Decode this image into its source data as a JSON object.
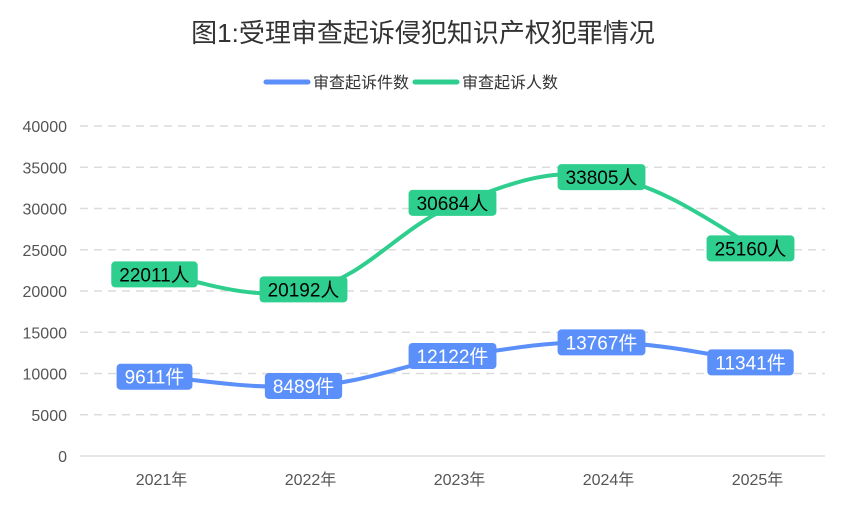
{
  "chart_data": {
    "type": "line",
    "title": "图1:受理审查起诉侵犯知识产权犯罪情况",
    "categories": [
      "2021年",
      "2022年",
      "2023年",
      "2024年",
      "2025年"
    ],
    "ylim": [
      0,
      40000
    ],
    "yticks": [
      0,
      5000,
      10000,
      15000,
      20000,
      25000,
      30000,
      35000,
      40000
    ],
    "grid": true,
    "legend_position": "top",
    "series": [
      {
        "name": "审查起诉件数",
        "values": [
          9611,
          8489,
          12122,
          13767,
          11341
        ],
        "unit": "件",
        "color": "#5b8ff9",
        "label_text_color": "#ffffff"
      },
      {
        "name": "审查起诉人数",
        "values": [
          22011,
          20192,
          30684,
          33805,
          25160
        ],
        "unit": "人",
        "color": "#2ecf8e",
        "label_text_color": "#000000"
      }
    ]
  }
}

● ● ● ● ● ● ●

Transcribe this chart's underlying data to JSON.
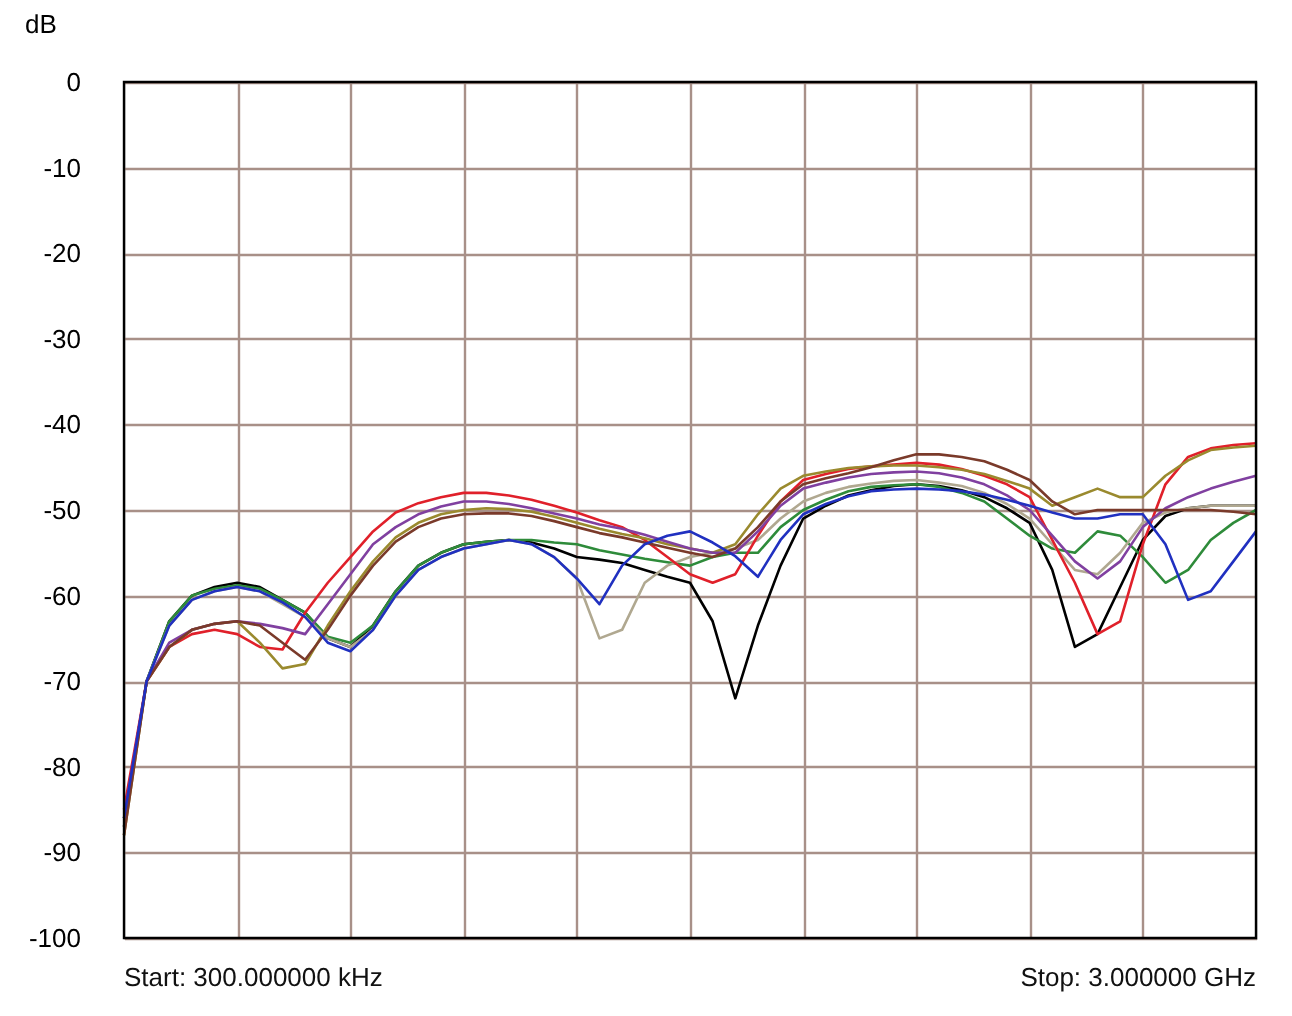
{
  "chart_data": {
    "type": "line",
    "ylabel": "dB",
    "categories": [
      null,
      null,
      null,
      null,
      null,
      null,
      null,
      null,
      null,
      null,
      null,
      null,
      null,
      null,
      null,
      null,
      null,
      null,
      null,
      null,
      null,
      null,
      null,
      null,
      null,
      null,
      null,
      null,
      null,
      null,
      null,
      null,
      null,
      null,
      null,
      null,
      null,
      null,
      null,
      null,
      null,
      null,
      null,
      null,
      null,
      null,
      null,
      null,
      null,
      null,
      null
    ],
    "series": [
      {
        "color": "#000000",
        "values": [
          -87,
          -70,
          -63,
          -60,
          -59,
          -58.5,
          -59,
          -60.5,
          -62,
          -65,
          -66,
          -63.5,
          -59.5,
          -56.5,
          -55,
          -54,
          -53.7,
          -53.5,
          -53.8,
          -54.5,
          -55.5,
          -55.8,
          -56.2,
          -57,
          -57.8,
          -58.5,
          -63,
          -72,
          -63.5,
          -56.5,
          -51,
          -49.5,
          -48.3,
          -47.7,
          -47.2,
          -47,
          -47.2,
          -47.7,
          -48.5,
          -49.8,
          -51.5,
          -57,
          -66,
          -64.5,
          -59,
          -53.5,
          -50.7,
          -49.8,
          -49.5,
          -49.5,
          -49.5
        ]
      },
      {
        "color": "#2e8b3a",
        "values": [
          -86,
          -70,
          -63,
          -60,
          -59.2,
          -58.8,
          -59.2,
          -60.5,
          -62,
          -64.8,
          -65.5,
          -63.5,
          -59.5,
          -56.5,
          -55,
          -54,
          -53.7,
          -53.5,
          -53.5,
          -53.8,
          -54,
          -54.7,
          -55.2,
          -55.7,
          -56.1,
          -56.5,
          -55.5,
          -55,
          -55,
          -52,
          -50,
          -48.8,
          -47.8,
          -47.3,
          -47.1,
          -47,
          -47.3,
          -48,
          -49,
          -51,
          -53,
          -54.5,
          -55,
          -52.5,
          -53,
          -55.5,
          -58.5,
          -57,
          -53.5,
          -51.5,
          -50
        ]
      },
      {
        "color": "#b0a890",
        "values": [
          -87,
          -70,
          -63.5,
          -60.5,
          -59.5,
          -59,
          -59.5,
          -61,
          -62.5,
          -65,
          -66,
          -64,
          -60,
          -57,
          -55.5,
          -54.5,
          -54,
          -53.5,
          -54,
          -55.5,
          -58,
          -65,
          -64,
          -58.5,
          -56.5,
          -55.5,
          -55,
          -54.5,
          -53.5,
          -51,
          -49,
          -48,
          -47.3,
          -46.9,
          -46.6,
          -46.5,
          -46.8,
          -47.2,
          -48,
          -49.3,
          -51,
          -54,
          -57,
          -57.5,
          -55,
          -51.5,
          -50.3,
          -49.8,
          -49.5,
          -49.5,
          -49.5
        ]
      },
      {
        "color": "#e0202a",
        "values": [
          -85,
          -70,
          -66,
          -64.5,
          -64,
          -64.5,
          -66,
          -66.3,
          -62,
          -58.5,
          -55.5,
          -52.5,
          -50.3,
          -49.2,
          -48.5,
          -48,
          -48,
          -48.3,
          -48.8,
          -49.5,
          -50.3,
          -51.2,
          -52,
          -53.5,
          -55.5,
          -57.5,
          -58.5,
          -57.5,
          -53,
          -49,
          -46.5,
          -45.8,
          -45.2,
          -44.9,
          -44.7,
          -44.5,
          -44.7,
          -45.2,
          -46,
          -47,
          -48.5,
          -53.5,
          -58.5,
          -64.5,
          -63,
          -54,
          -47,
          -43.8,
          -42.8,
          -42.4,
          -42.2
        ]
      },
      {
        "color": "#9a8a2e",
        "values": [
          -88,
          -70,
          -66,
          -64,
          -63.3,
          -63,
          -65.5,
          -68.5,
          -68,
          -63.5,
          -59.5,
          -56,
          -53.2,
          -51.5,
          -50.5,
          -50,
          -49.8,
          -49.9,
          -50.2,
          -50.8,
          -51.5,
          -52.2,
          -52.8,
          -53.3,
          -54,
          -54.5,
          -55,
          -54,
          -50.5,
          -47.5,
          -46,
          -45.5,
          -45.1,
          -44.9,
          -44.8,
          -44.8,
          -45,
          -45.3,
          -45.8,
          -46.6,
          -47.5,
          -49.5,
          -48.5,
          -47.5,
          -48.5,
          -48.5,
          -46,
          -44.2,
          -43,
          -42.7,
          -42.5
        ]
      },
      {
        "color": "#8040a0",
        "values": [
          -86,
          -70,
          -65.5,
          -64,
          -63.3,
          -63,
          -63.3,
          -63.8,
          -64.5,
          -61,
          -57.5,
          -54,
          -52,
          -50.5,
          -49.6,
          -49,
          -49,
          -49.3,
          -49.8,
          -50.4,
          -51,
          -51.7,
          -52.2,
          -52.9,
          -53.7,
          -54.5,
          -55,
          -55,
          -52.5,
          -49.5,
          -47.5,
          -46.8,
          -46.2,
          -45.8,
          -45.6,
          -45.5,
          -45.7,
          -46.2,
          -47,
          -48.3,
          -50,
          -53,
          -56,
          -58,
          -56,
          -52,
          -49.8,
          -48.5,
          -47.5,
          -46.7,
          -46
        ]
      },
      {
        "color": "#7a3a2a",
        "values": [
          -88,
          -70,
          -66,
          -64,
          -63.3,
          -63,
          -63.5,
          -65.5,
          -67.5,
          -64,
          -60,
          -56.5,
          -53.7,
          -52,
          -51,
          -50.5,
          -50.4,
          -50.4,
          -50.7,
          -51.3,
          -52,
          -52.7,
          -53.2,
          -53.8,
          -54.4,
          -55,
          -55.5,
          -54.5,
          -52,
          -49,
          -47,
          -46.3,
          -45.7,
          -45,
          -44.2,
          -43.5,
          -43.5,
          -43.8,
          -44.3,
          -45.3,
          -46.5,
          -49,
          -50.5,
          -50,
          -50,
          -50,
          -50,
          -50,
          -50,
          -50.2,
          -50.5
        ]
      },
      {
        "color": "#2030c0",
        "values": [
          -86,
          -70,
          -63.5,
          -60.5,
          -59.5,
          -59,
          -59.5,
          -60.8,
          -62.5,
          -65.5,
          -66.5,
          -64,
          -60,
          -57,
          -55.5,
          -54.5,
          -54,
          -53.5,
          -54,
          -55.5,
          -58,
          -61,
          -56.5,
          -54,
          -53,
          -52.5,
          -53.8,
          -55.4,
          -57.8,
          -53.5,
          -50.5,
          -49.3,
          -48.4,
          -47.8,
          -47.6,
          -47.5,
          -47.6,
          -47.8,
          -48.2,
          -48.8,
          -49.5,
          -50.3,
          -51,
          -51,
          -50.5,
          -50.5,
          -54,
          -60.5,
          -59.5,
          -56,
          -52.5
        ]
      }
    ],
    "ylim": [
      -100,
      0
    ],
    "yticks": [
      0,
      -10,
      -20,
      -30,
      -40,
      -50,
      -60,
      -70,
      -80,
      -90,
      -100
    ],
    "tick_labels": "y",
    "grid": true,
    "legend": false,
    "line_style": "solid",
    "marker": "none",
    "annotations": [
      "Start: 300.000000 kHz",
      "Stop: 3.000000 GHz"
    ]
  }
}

● ● ● ● ● ● ●

Short problem
Using the records above, list each line that includes "this".

Task output
Decode this image into its source data as a JSON object.
Transcribe this chart's underlying data to JSON.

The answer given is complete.